(Dataset items)

•••

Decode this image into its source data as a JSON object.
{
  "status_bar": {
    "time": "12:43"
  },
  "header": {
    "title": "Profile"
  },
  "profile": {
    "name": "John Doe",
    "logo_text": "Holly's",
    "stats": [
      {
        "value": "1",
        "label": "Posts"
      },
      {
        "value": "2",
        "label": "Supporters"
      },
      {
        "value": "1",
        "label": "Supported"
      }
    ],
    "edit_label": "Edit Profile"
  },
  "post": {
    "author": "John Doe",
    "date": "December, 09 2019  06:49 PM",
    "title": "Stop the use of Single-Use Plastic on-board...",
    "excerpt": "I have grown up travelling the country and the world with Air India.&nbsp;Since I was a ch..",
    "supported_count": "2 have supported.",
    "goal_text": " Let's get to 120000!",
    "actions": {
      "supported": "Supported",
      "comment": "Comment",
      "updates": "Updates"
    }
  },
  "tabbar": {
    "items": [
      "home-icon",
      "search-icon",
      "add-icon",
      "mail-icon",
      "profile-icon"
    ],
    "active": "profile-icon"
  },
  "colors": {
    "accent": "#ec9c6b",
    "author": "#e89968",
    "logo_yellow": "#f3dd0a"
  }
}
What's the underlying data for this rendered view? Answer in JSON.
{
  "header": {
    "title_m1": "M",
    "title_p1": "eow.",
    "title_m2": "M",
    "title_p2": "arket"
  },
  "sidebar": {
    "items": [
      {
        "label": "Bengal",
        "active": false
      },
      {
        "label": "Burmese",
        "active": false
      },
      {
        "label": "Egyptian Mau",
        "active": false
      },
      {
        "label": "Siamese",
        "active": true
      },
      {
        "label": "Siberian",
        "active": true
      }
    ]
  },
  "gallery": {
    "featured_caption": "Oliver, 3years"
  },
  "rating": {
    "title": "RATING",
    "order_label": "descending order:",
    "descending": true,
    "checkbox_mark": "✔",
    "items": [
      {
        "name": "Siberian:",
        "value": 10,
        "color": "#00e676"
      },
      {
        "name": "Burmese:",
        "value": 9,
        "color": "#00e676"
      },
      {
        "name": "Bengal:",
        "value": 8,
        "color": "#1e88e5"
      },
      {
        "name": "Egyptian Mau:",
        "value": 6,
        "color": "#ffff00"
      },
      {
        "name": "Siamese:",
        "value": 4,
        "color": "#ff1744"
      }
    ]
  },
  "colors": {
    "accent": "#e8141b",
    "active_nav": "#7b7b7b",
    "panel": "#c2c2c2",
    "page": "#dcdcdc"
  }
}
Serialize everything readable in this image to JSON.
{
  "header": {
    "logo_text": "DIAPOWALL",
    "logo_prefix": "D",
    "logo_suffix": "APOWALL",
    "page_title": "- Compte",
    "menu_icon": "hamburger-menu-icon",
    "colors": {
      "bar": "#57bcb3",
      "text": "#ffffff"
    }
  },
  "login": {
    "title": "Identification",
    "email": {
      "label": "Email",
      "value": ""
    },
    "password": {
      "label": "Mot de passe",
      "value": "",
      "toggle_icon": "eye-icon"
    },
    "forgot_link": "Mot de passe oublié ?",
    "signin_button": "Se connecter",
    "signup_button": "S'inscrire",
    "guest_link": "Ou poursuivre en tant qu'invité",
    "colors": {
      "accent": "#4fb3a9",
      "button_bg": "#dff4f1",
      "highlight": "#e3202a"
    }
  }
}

•••

*What you are asked to do*
Using the material above, report each line where "Egyptian" occurs.

*Task output*
        "label": "Egyptian Mau",
        "name": "Egyptian Mau:",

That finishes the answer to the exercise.